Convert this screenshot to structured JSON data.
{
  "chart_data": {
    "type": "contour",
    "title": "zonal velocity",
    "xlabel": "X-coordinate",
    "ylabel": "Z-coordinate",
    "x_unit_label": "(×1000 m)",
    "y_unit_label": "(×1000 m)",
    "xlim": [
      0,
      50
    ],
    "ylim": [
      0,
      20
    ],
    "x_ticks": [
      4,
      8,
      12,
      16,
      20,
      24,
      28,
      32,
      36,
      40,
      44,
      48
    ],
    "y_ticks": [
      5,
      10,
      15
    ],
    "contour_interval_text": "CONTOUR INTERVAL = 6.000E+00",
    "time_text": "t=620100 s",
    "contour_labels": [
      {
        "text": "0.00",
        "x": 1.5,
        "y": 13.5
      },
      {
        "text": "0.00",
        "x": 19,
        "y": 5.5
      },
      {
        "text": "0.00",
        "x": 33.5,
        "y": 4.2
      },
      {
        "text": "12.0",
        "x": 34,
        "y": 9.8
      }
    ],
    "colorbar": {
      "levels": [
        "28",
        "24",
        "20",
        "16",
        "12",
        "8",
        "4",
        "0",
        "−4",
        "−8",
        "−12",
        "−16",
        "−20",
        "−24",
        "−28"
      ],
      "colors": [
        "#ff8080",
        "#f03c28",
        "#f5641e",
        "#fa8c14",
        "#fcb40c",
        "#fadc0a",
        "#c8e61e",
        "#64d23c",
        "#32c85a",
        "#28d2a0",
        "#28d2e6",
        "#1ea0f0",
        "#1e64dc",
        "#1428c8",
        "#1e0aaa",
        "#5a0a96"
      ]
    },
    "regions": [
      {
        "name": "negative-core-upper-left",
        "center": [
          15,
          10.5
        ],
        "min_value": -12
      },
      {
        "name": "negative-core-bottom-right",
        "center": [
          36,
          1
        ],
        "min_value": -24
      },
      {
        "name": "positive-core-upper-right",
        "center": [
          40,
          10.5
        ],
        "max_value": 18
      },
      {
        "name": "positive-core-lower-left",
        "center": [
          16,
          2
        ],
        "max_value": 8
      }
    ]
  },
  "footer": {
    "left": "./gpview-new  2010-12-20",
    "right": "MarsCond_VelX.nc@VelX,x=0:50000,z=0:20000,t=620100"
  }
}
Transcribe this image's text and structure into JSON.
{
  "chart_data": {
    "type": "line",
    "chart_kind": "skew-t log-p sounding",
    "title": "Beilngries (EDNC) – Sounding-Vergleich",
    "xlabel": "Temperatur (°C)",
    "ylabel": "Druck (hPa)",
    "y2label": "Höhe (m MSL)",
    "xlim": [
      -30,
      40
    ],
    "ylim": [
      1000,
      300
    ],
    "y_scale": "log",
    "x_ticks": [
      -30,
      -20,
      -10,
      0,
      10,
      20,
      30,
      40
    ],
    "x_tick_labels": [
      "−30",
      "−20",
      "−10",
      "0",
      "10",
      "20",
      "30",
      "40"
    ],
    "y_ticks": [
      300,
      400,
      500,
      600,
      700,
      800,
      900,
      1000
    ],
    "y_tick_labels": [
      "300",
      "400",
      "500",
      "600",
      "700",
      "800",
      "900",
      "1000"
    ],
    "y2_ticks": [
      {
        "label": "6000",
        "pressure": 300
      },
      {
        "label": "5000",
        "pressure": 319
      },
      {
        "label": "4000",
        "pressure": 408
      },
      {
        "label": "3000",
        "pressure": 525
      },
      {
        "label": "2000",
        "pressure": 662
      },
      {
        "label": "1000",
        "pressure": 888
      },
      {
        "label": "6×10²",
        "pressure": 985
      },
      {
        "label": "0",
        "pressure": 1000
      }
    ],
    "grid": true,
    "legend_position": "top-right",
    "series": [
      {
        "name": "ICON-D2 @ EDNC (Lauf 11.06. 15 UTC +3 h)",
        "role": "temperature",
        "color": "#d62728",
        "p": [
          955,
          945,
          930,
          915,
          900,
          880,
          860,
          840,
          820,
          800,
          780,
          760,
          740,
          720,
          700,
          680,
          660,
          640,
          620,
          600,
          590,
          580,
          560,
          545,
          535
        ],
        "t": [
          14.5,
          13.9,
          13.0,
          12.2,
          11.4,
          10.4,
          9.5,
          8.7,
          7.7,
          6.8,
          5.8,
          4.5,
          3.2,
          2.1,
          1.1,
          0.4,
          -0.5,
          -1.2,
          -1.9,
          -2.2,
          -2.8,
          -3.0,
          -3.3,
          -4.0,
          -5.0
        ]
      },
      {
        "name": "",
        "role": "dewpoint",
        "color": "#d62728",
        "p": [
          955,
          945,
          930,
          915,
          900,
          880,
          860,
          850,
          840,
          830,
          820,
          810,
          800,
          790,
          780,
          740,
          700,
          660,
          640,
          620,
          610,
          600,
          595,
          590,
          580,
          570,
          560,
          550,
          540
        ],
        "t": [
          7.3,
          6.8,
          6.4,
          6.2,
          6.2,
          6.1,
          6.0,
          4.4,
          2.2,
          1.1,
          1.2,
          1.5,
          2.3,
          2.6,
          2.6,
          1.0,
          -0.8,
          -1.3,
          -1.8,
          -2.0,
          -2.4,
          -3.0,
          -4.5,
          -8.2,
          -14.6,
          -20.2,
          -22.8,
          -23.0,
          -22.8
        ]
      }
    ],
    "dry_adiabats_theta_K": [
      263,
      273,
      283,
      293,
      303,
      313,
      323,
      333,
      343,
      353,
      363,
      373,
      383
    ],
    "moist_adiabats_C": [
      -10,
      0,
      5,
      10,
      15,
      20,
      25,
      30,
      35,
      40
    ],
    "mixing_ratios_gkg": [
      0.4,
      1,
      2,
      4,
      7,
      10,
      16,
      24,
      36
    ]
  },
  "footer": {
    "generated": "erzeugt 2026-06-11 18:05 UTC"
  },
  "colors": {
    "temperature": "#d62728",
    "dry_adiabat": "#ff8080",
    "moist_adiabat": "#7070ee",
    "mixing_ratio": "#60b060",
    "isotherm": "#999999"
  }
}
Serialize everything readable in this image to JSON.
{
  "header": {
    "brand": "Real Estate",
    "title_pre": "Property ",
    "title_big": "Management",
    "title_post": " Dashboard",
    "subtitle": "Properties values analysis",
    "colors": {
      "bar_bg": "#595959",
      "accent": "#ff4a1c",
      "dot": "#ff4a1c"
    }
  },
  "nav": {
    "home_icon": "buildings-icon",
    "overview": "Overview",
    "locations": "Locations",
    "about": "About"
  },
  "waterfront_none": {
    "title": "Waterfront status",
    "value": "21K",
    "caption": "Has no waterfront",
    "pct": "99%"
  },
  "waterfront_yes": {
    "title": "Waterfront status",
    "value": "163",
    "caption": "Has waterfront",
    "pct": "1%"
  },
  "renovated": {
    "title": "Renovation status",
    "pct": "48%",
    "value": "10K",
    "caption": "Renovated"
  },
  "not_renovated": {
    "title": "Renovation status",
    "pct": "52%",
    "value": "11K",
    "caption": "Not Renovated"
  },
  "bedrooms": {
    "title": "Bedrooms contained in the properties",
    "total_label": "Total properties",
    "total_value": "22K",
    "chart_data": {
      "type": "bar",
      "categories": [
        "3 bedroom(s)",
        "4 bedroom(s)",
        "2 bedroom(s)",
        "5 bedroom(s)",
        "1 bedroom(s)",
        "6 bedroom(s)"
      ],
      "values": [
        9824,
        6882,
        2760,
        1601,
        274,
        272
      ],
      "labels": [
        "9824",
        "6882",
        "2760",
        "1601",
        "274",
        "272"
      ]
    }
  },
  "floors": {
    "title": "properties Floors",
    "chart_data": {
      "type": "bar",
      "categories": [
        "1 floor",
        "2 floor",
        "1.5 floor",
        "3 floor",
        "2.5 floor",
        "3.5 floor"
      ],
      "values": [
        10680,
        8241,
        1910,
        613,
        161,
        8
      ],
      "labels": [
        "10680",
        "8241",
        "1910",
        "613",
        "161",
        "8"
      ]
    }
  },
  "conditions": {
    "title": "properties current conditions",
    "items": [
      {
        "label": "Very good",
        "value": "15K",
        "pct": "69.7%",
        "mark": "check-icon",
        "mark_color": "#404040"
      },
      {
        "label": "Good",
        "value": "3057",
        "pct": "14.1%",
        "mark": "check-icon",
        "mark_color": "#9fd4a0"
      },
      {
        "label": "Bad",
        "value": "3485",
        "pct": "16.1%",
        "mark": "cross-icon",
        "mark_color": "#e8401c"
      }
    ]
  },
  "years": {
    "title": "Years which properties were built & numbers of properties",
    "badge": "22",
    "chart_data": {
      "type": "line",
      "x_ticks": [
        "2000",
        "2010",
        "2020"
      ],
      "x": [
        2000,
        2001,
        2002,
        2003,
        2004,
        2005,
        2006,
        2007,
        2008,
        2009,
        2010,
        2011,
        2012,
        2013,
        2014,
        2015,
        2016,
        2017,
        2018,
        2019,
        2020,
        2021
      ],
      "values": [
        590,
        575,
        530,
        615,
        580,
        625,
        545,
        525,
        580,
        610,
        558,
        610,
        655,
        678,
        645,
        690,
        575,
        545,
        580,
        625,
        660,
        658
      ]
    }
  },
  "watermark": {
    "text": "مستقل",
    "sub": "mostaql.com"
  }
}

What this task involves >> Show every line from the entries above in which "xlabel" appears.

Worked solution >>
    "xlabel": "X-coordinate",
    "xlabel": "Temperatur (°C)",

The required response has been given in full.